> **EXERCISE BRIEF**
Quote every line below exactly and skip any picture.

▼

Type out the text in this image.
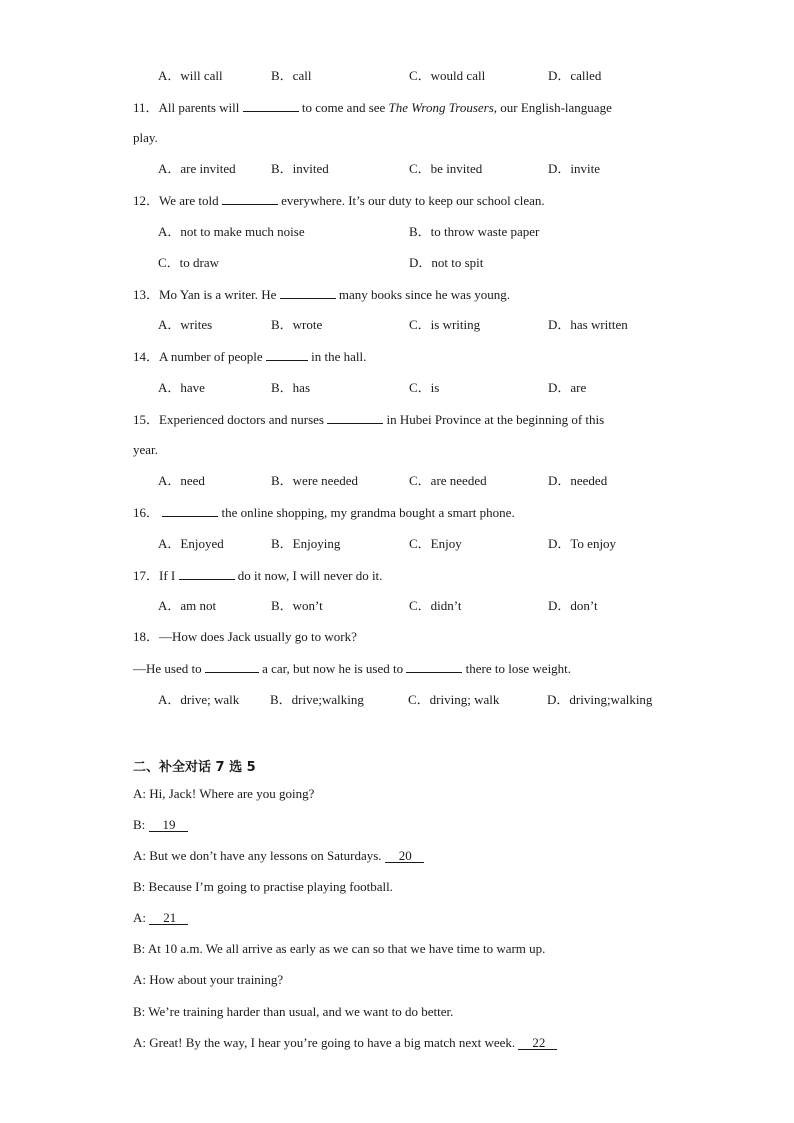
A．will call	B．call	C．would call	D．called
11．All parents will	to come and see The Wrong Trousers, our English-language
play.
A．are invited	B．invited	C．be invited	D．invite
12．We are told	everywhere. It’s our duty to keep our school clean.
A．not to make much noise	B．to throw waste paper
C．to draw	D．not to spit
13．Mo Yan is a writer. He	many books since he was young.
A．writes	B．wrote	C．is writing	D．has written
14．A number of people	in the hall.
A．have	B．has	C．is	D．are
15．Experienced doctors and nurses	in Hubei Province at the beginning of this
year.
A．need	B．were needed	C．are needed	D．needed
16．	the online shopping, my grandma bought a smart phone.
A．Enjoyed	B．Enjoying	C．Enjoy	D．To enjoy
17．If I	do it now, I will never do it.
A．am not	B．won’t	C．didn’t	D．don’t
18．—How does Jack usually go to work?
—He used to	a car, but now he is used to	there to lose weight.
A．drive; walk B．drive;walking	C．driving; walk	D．driving;walking
二、补全对话 7 选 5
A: Hi, Jack! Where are you going?
B: 19
A: But we don’t have any lessons on Saturdays. 20
B: Because I’m going to practise playing football.
A: 21
B: At 10 a.m. We all arrive as early as we can so that we have time to warm up.
A: How about your training?
B: We’re training harder than usual, and we want to do better.
A: Great! By the way, I hear you’re going to have a big match next week. 22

▲

> **REPLY**
Type out the text in this image.
A．will call	B．call	C．would call	D．called
11．All parents will	to come and see The Wrong Trousers, our English-language
play.
A．are invited	B．invited	C．be invited	D．invite
12．We are told	everywhere. It’s our duty to keep our school clean.
A．not to make much noise	B．to throw waste paper
C．to draw	D．not to spit
13．Mo Yan is a writer. He	many books since he was young.
A．writes	B．wrote	C．is writing	D．has written
14．A number of people	in the hall.
A．have	B．has	C．is	D．are
15．Experienced doctors and nurses	in Hubei Province at the beginning of this
year.
A．need	B．were needed	C．are needed	D．needed
16．	the online shopping, my grandma bought a smart phone.
A．Enjoyed	B．Enjoying	C．Enjoy	D．To enjoy
17．If I	do it now, I will never do it.
A．am not	B．won’t	C．didn’t	D．don’t
18．—How does Jack usually go to work?
—He used to	a car, but now he is used to	there to lose weight.
A．drive; walk B．drive;walking	C．driving; walk	D．driving;walking
二、补全对话 7 选 5
A: Hi, Jack! Where are you going?
B: 19
A: But we don’t have any lessons on Saturdays. 20
B: Because I’m going to practise playing football.
A: 21
B: At 10 a.m. We all arrive as early as we can so that we have time to warm up.
A: How about your training?
B: We’re training harder than usual, and we want to do better.
A: Great! By the way, I hear you’re going to have a big match next week. 22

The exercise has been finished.